### AIM:
Write down each entry again, exactly as it reads.

^^^^^^^^^^^^^^^^

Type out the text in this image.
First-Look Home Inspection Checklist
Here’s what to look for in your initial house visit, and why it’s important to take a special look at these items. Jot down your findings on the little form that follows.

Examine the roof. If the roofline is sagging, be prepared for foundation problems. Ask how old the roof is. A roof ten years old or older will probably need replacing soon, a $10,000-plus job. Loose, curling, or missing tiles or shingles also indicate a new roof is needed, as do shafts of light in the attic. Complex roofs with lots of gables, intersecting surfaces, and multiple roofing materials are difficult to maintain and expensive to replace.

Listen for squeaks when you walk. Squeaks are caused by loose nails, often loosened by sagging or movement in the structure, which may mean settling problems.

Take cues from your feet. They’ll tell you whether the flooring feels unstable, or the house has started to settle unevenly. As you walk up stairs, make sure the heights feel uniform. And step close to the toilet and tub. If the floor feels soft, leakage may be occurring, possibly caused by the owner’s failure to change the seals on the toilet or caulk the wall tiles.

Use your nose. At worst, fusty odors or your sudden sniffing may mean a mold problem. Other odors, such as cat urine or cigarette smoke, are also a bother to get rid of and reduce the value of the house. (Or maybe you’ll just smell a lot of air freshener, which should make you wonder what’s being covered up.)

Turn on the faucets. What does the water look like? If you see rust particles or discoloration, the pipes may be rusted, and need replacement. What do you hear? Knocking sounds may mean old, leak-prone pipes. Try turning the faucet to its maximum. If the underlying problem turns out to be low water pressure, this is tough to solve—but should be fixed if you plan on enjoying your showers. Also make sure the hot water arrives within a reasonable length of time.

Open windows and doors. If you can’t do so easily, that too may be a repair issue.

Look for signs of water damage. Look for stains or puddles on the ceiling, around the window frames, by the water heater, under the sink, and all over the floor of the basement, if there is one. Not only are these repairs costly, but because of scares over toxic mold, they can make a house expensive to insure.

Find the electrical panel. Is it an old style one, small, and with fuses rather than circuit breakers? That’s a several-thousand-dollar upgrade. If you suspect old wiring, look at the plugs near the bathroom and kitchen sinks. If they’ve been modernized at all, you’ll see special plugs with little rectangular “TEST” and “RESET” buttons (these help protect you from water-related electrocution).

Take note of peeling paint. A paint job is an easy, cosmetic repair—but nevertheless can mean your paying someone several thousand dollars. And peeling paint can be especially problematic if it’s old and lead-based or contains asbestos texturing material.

^^^^^^^^^^^^^^^^

### RESULT BELOW:
Type out the text in this image.
First-Look Home Inspection Checklist
Here’s what to look for in your initial house visit, and why it’s important to take a special look at these items. Jot down your findings on the little form that follows.

Examine the roof. If the roofline is sagging, be prepared for foundation problems. Ask how old the roof is. A roof ten years old or older will probably need replacing soon, a $10,000-plus job. Loose, curling, or missing tiles or shingles also indicate a new roof is needed, as do shafts of light in the attic. Complex roofs with lots of gables, intersecting surfaces, and multiple roofing materials are difficult to maintain and expensive to replace.

Listen for squeaks when you walk. Squeaks are caused by loose nails, often loosened by sagging or movement in the structure, which may mean settling problems.

Take cues from your feet. They’ll tell you whether the flooring feels unstable, or the house has started to settle unevenly. As you walk up stairs, make sure the heights feel uniform. And step close to the toilet and tub. If the floor feels soft, leakage may be occurring, possibly caused by the owner’s failure to change the seals on the toilet or caulk the wall tiles.

Use your nose. At worst, fusty odors or your sudden sniffing may mean a mold problem. Other odors, such as cat urine or cigarette smoke, are also a bother to get rid of and reduce the value of the house. (Or maybe you’ll just smell a lot of air freshener, which should make you wonder what’s being covered up.)

Turn on the faucets. What does the water look like? If you see rust particles or discoloration, the pipes may be rusted, and need replacement. What do you hear? Knocking sounds may mean old, leak-prone pipes. Try turning the faucet to its maximum. If the underlying problem turns out to be low water pressure, this is tough to solve—but should be fixed if you plan on enjoying your showers. Also make sure the hot water arrives within a reasonable length of time.

Open windows and doors. If you can’t do so easily, that too may be a repair issue.

Look for signs of water damage. Look for stains or puddles on the ceiling, around the window frames, by the water heater, under the sink, and all over the floor of the basement, if there is one. Not only are these repairs costly, but because of scares over toxic mold, they can make a house expensive to insure.

Find the electrical panel. Is it an old style one, small, and with fuses rather than circuit breakers? That’s a several-thousand-dollar upgrade. If you suspect old wiring, look at the plugs near the bathroom and kitchen sinks. If they’ve been modernized at all, you’ll see special plugs with little rectangular “TEST” and “RESET” buttons (these help protect you from water-related electrocution).

Take note of peeling paint. A paint job is an easy, cosmetic repair—but nevertheless can mean your paying someone several thousand dollars. And peeling paint can be especially problematic if it’s old and lead-based or contains asbestos texturing material.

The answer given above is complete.